◆ Task to carry out
Print the entries below in their entirety, exactly as they are written.
== Exercise materials ==
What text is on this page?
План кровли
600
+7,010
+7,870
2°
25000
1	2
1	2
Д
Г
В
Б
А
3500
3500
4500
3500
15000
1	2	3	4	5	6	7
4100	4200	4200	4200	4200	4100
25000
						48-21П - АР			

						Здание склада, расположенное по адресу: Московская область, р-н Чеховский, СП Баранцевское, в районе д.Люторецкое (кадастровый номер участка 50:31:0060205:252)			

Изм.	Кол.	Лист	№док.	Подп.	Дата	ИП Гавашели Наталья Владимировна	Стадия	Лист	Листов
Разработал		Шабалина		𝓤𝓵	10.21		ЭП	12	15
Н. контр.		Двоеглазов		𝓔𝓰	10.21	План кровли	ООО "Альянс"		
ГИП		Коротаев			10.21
===
◆ Correct output
What text is on this page?
План кровли
600
+7,010
+7,870
2°
25000
1	2
1	2
Д
Г
В
Б
А
3500
3500
4500
3500
15000
1	2	3	4	5	6	7
4100	4200	4200	4200	4200	4100
25000
						48-21П - АР			

						Здание склада, расположенное по адресу: Московская область, р-н Чеховский, СП Баранцевское, в районе д.Люторецкое (кадастровый номер участка 50:31:0060205:252)			

Изм.	Кол.	Лист	№док.	Подп.	Дата	ИП Гавашели Наталья Владимировна	Стадия	Лист	Листов
Разработал		Шабалина		𝓤𝓵	10.21		ЭП	12	15
Н. контр.		Двоеглазов		𝓔𝓰	10.21	План кровли	ООО "Альянс"		
ГИП		Коротаев			10.21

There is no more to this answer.